_PROBLEM TO SOLVE:_
Leaving out all images, write out the records that follow exactly.

Data items:

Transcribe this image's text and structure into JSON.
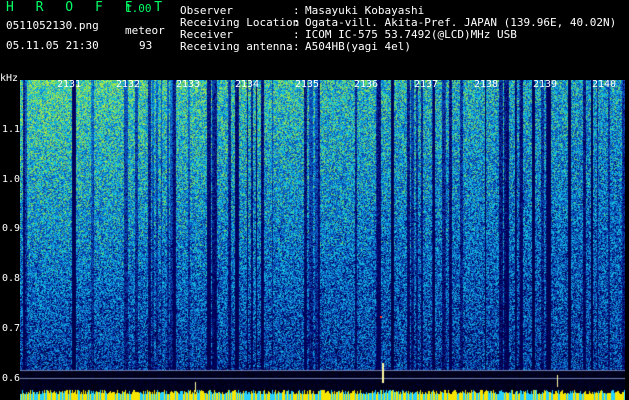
{
  "header": {
    "title": "H R O F F T",
    "version": "1.00",
    "filename": "0511052130.png",
    "datetime": "05.11.05 21:30",
    "meteor_label": "meteor",
    "meteor_count": "93"
  },
  "info": [
    {
      "label": "Observer",
      "colon": ":",
      "value": "Masayuki Kobayashi"
    },
    {
      "label": "Receiving Location",
      "colon": ":",
      "value": "Ogata-vill. Akita-Pref. JAPAN (139.96E, 40.02N)"
    },
    {
      "label": "Receiver",
      "colon": ":",
      "value": "ICOM IC-575 53.7492(@LCD)MHz USB"
    },
    {
      "label": "Receiving antenna",
      "colon": ":",
      "value": "A504HB(yagi 4el)"
    }
  ],
  "axis": {
    "y_unit": "kHz",
    "y_ticks": [
      "1.1",
      "1.0",
      "0.9",
      "0.8",
      "0.7",
      "0.6"
    ],
    "x_ticks": [
      "2131",
      "2132",
      "2133",
      "2134",
      "2135",
      "2136",
      "2137",
      "2138",
      "2139",
      "2140"
    ]
  },
  "colors": {
    "background": "#000000",
    "title_green": "#00ff66",
    "text": "#ffffff",
    "spectrum_low": "#0a1e7a",
    "spectrum_mid": "#1d7fd0",
    "spectrum_high": "#7be36c",
    "baseline_yellow": "#f7e600",
    "baseline_cyan": "#27d0ff"
  },
  "spectrogram": {
    "y_range_khz": [
      0.575,
      1.2
    ],
    "x_range_minutes": [
      2130,
      2140
    ]
  }
}
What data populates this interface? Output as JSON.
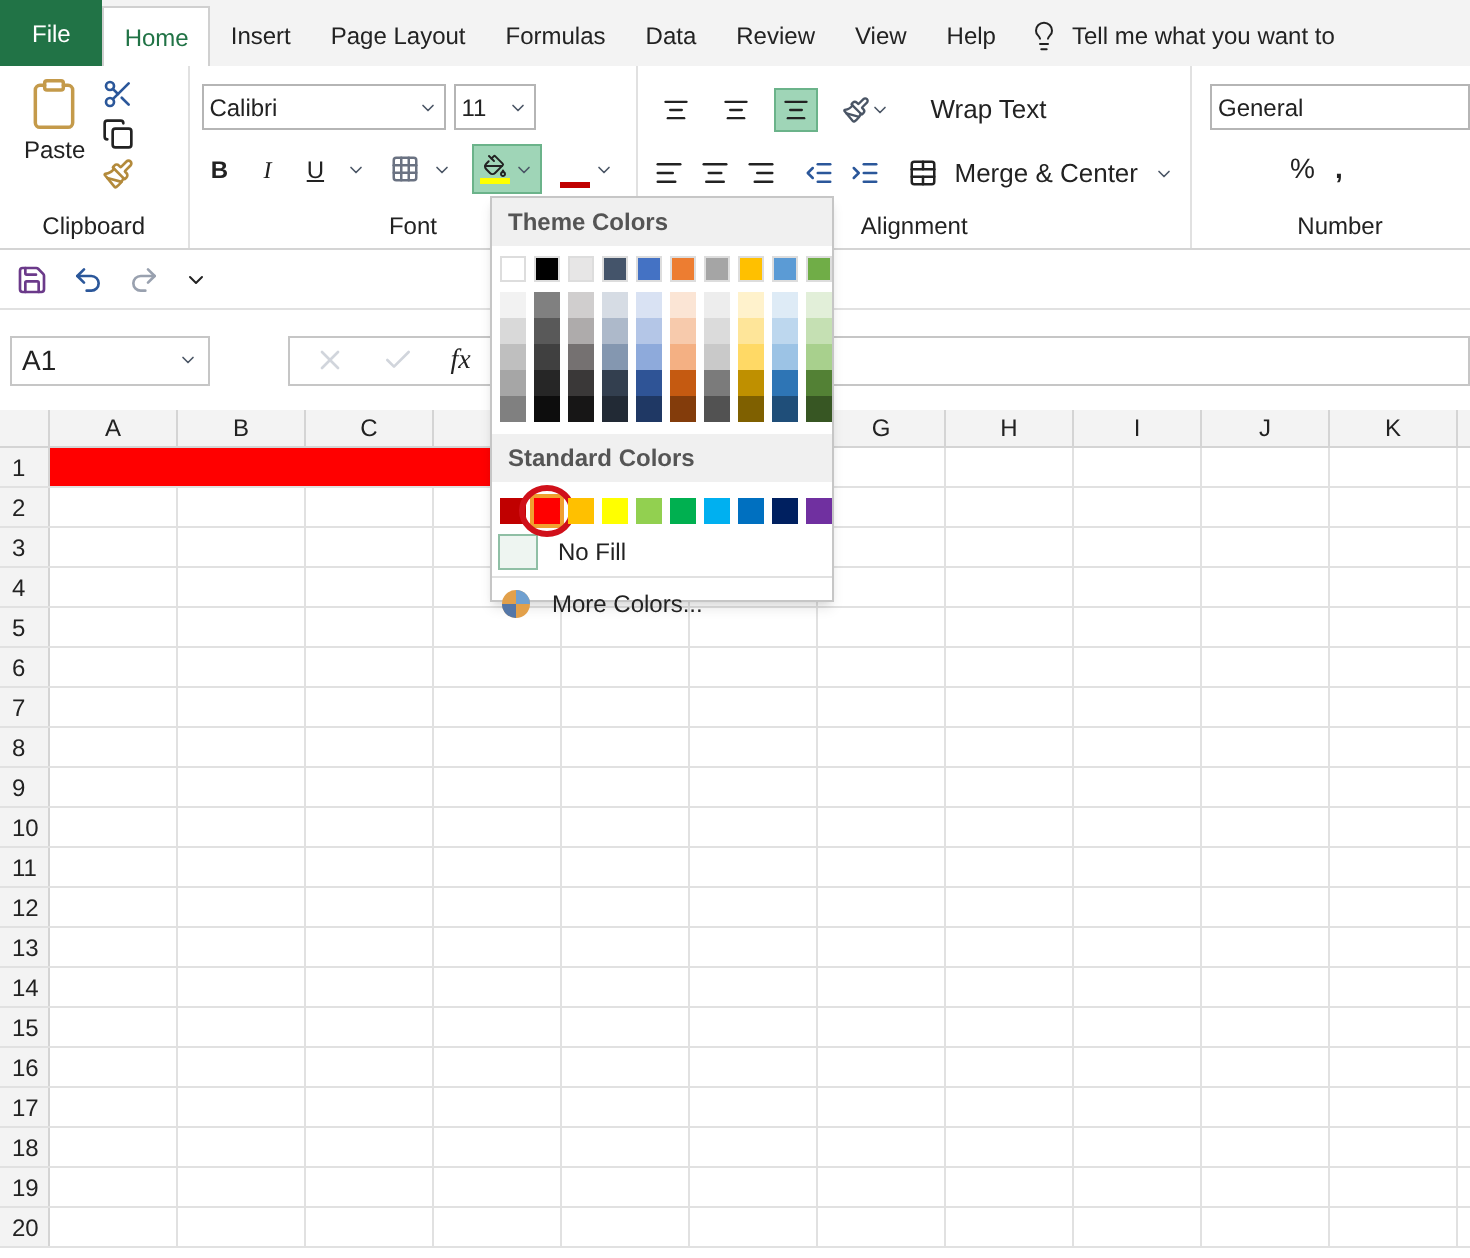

_SOLVED PROBLEM:_
Transcribe this image's text and structure into JSON.
{
  "header": {
    "title": "H R O F F T",
    "version": "1.00",
    "filename": "0511052130.png",
    "datetime": "05.11.05 21:30",
    "meteor_label": "meteor",
    "meteor_count": "93"
  },
  "info": [
    {
      "label": "Observer",
      "colon": ":",
      "value": "Masayuki Kobayashi"
    },
    {
      "label": "Receiving Location",
      "colon": ":",
      "value": "Ogata-vill. Akita-Pref. JAPAN (139.96E, 40.02N)"
    },
    {
      "label": "Receiver",
      "colon": ":",
      "value": "ICOM IC-575 53.7492(@LCD)MHz USB"
    },
    {
      "label": "Receiving antenna",
      "colon": ":",
      "value": "A504HB(yagi 4el)"
    }
  ],
  "axis": {
    "y_unit": "kHz",
    "y_ticks": [
      "1.1",
      "1.0",
      "0.9",
      "0.8",
      "0.7",
      "0.6"
    ],
    "x_ticks": [
      "2131",
      "2132",
      "2133",
      "2134",
      "2135",
      "2136",
      "2137",
      "2138",
      "2139",
      "2140"
    ]
  },
  "colors": {
    "background": "#000000",
    "title_green": "#00ff66",
    "text": "#ffffff",
    "spectrum_low": "#0a1e7a",
    "spectrum_mid": "#1d7fd0",
    "spectrum_high": "#7be36c",
    "baseline_yellow": "#f7e600",
    "baseline_cyan": "#27d0ff"
  },
  "spectrogram": {
    "y_range_khz": [
      0.575,
      1.2
    ],
    "x_range_minutes": [
      2130,
      2140
    ]
  }
}
What data populates this interface? Output as JSON.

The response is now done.